_Task prompt_
Repeat the records word for word, excluding any picture.

Stored dataset items:
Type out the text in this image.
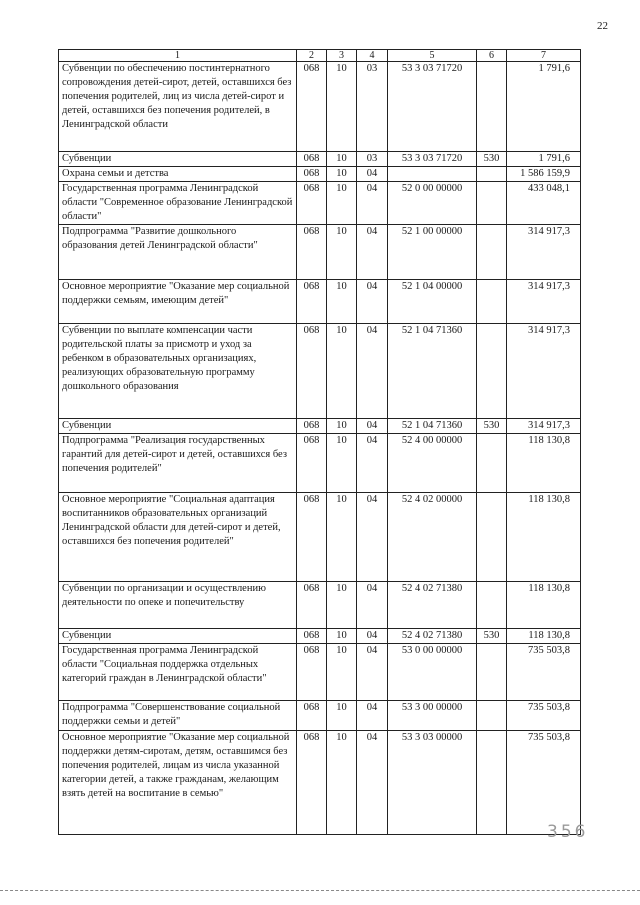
22
1	2	3	4	5	6	7
Субвенции по обеспечению постинтернатного сопровождения детей-сирот, детей, оставшихся без попечения родителей, лиц из числа детей-сирот и детей, оставшихся без попечения родителей, в Ленинградской области	068	10	03	53 3 03 71720		1 791,6
Субвенции	068	10	03	53 3 03 71720	530	1 791,6
Охрана семьи и детства	068	10	04			1 586 159,9
Государственная программа Ленинградской области "Современное образование Ленинградской области"	068	10	04	52 0 00 00000		433 048,1
Подпрограмма "Развитие дошкольного образования детей Ленинградской области"	068	10	04	52 1 00 00000		314 917,3
Основное мероприятие "Оказание мер социальной поддержки семьям, имеющим детей"	068	10	04	52 1 04 00000		314 917,3
Субвенции по выплате компенсации части родительской платы за присмотр и уход за ребенком в образовательных организациях, реализующих образовательную программу дошкольного образования	068	10	04	52 1 04 71360		314 917,3
Субвенции	068	10	04	52 1 04 71360	530	314 917,3
Подпрограмма "Реализация государственных гарантий для детей-сирот и детей, оставшихся без попечения родителей"	068	10	04	52 4 00 00000		118 130,8
Основное мероприятие "Социальная адаптация воспитанников образовательных организаций Ленинградской области для детей-сирот и детей, оставшихся без попечения родителей"	068	10	04	52 4 02 00000		118 130,8
Субвенции по организации и осуществлению деятельности по опеке и попечительству	068	10	04	52 4 02 71380		118 130,8
Субвенции	068	10	04	52 4 02 71380	530	118 130,8
Государственная программа Ленинградской области "Социальная поддержка отдельных категорий граждан в Ленинградской области"	068	10	04	53 0 00 00000		735 503,8
Подпрограмма "Совершенствование социальной поддержки семьи и детей"	068	10	04	53 3 00 00000		735 503,8
Основное мероприятие "Оказание мер социальной поддержки детям-сиротам, детям, оставшимся без попечения родителей, лицам из числа указанной категории детей, а также гражданам, желающим взять детей на воспитание в семью"	068	10	04	53 3 03 00000		735 503,8
356
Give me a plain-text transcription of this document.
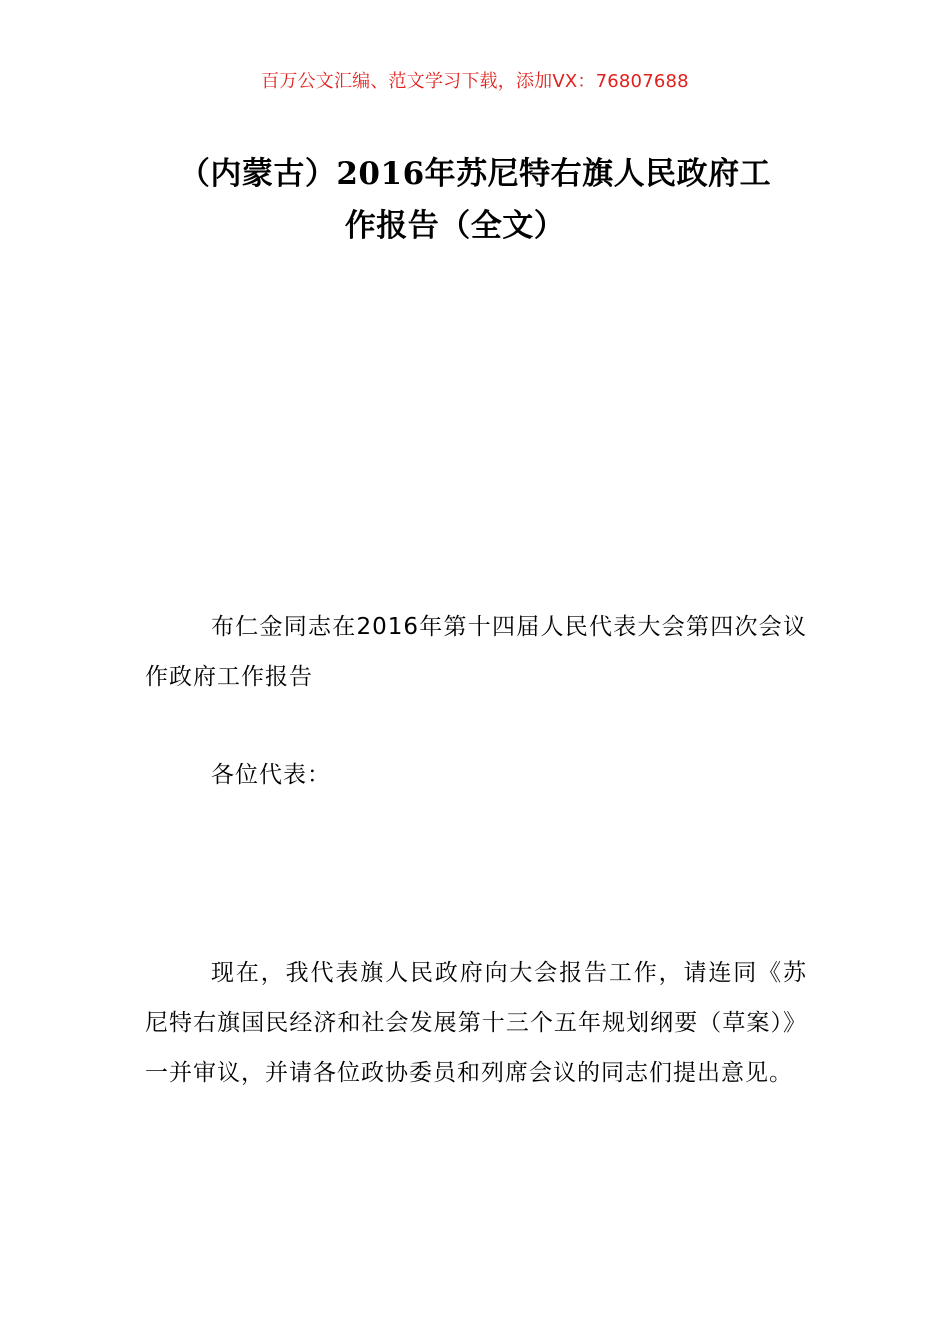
百万公文汇编、范文学习下载，添加VX：76807688
（内蒙古）2016年苏尼特右旗人民政府工
作报告（全文）

布仁金同志在2016年第十四届人民代表大会第四次会议作政府工作报告

各位代表：

现在，我代表旗人民政府向大会报告工作，请连同《苏尼特右旗国民经济和社会发展第十三个五年规划纲要（草案）》一并审议，并请各位政协委员和列席会议的同志们提出意见。
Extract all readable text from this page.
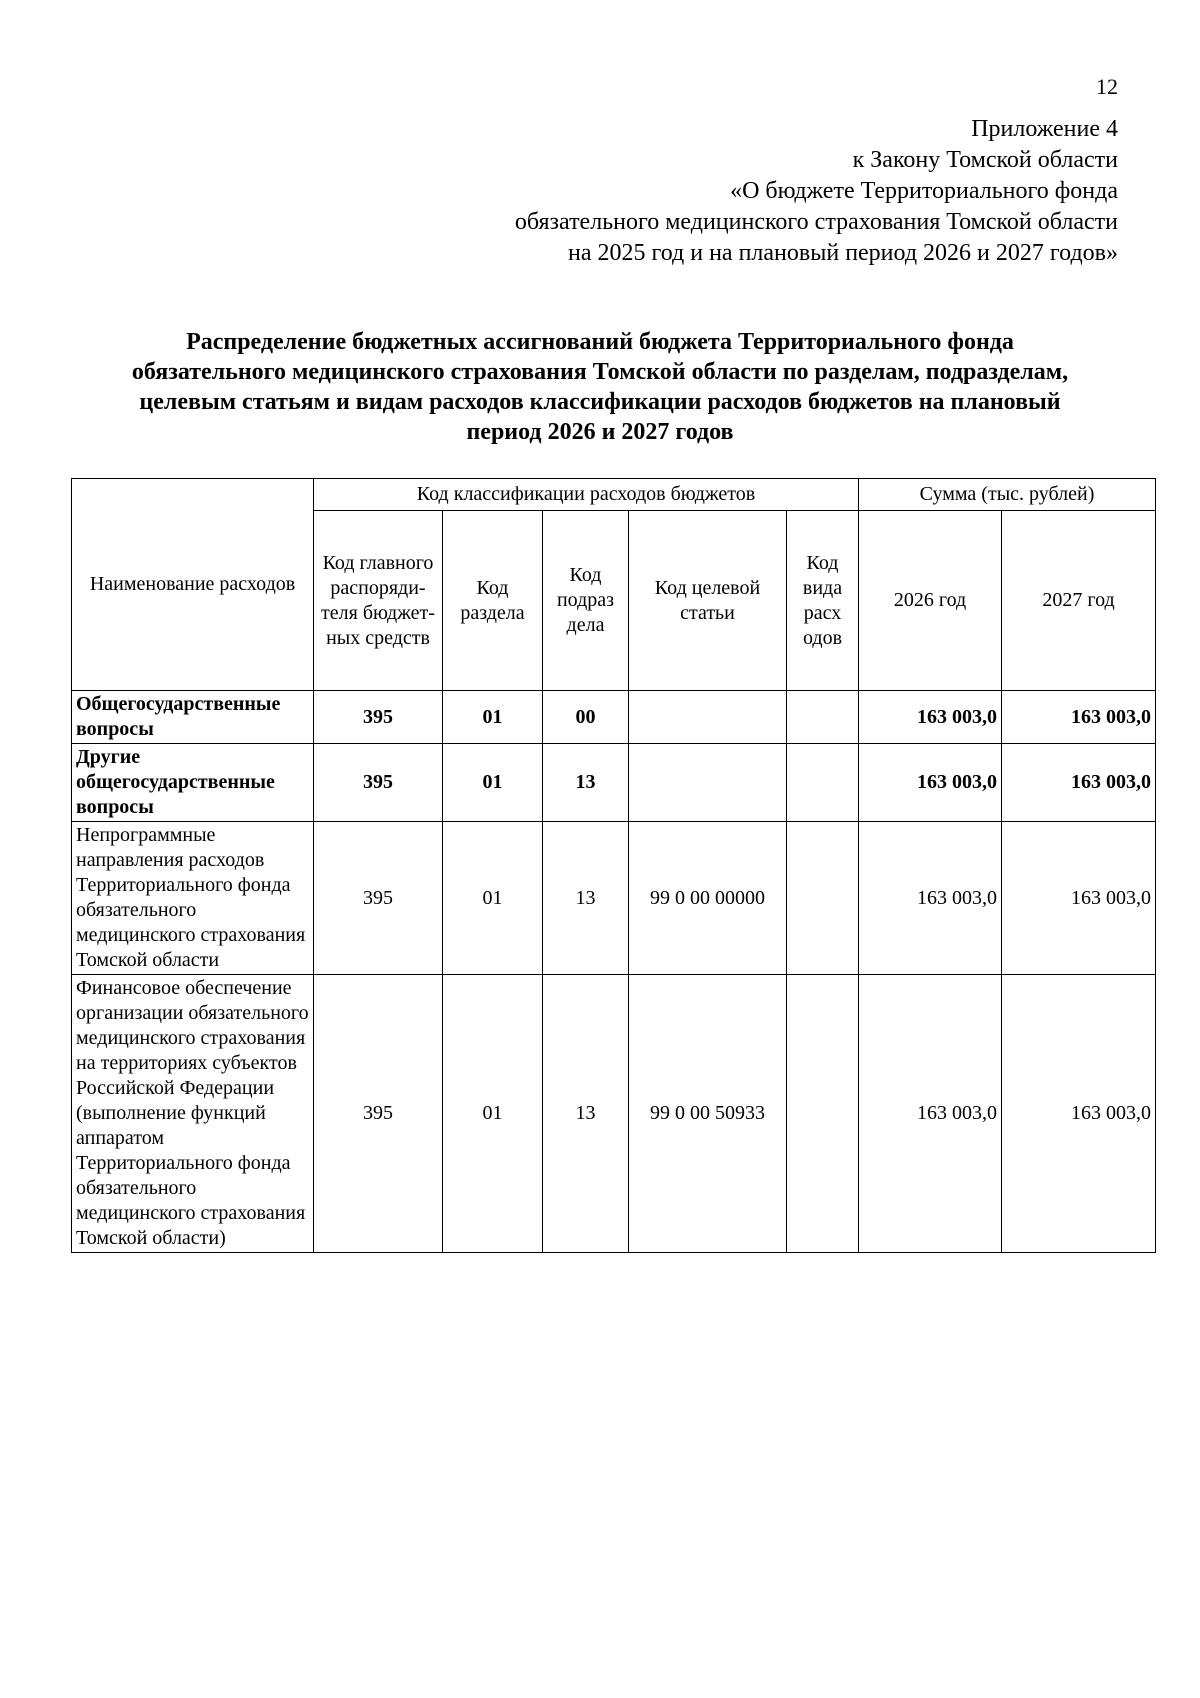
12
Приложение 4
к Закону Томской области
«О бюджете Территориального фонда
обязательного медицинского страхования Томской области
на 2025 год и на плановый период 2026 и 2027 годов»
Распределение бюджетных ассигнований бюджета Территориального фонда
обязательного медицинского страхования Томской области по разделам, подразделам,
целевым статьям и видам расходов классификации расходов бюджетов на плановый
период 2026 и 2027 годов
Наименование расходов	Код классификации расходов бюджетов					Сумма (тыс. рублей)	
	Код главного распоряди-теля бюджет-ных средств	Код раздела	Код подраз дела	Код целевой статьи	Код вида расх одов	2026 год	2027 год
Общегосударственные вопросы	395	01	00			163 003,0	163 003,0
Другие общегосударственные вопросы	395	01	13			163 003,0	163 003,0
Непрограммные направления расходов Территориального фонда обязательного медицинского страхования Томской области	395	01	13	99 0 00 00000		163 003,0	163 003,0
Финансовое обеспечение организации обязательного медицинского страхования на территориях субъектов Российской Федерации (выполнение функций аппаратом Территориального фонда обязательного медицинского страхования Томской области)	395	01	13	99 0 00 50933		163 003,0	163 003,0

_Result of the exercise_
Type out the text in this image.
22
1	2	3	4	5	6	7
Субвенции по обеспечению постинтернатного сопровождения детей-сирот, детей, оставшихся без попечения родителей, лиц из числа детей-сирот и детей, оставшихся без попечения родителей, в Ленинградской области	068	10	03	53 3 03 71720		1 791,6
Субвенции	068	10	03	53 3 03 71720	530	1 791,6
Охрана семьи и детства	068	10	04			1 586 159,9
Государственная программа Ленинградской области "Современное образование Ленинградской области"	068	10	04	52 0 00 00000		433 048,1
Подпрограмма "Развитие дошкольного образования детей Ленинградской области"	068	10	04	52 1 00 00000		314 917,3
Основное мероприятие "Оказание мер социальной поддержки семьям, имеющим детей"	068	10	04	52 1 04 00000		314 917,3
Субвенции по выплате компенсации части родительской платы за присмотр и уход за ребенком в образовательных организациях, реализующих образовательную программу дошкольного образования	068	10	04	52 1 04 71360		314 917,3
Субвенции	068	10	04	52 1 04 71360	530	314 917,3
Подпрограмма "Реализация государственных гарантий для детей-сирот и детей, оставшихся без попечения родителей"	068	10	04	52 4 00 00000		118 130,8
Основное мероприятие "Социальная адаптация воспитанников образовательных организаций Ленинградской области для детей-сирот и детей, оставшихся без попечения родителей"	068	10	04	52 4 02 00000		118 130,8
Субвенции по организации и осуществлению деятельности по опеке и попечительству	068	10	04	52 4 02 71380		118 130,8
Субвенции	068	10	04	52 4 02 71380	530	118 130,8
Государственная программа Ленинградской области "Социальная поддержка отдельных категорий граждан в Ленинградской области"	068	10	04	53 0 00 00000		735 503,8
Подпрограмма "Совершенствование социальной поддержки семьи и детей"	068	10	04	53 3 00 00000		735 503,8
Основное мероприятие "Оказание мер социальной поддержки детям-сиротам, детям, оставшимся без попечения родителей, лицам из числа указанной категории детей, а также гражданам, желающим взять детей на воспитание в семью"	068	10	04	53 3 03 00000		735 503,8
356
Give me a plain-text transcription of this document.
百万公文汇编、范文学习下载，添加VX：76807688
（内蒙古）2016年苏尼特右旗人民政府工
作报告（全文）

布仁金同志在2016年第十四届人民代表大会第四次会议作政府工作报告

各位代表：

现在，我代表旗人民政府向大会报告工作，请连同《苏尼特右旗国民经济和社会发展第十三个五年规划纲要（草案）》一并审议，并请各位政协委员和列席会议的同志们提出意见。
Extract all readable text from this page.
12
Приложение 4
к Закону Томской области
«О бюджете Территориального фонда
обязательного медицинского страхования Томской области
на 2025 год и на плановый период 2026 и 2027 годов»
Распределение бюджетных ассигнований бюджета Территориального фонда
обязательного медицинского страхования Томской области по разделам, подразделам,
целевым статьям и видам расходов классификации расходов бюджетов на плановый
период 2026 и 2027 годов
Наименование расходов	Код классификации расходов бюджетов					Сумма (тыс. рублей)	
	Код главного распоряди-теля бюджет-ных средств	Код раздела	Код подраз дела	Код целевой статьи	Код вида расх одов	2026 год	2027 год
Общегосударственные вопросы	395	01	00			163 003,0	163 003,0
Другие общегосударственные вопросы	395	01	13			163 003,0	163 003,0
Непрограммные направления расходов Территориального фонда обязательного медицинского страхования Томской области	395	01	13	99 0 00 00000		163 003,0	163 003,0
Финансовое обеспечение организации обязательного медицинского страхования на территориях субъектов Российской Федерации (выполнение функций аппаратом Территориального фонда обязательного медицинского страхования Томской области)	395	01	13	99 0 00 50933		163 003,0	163 003,0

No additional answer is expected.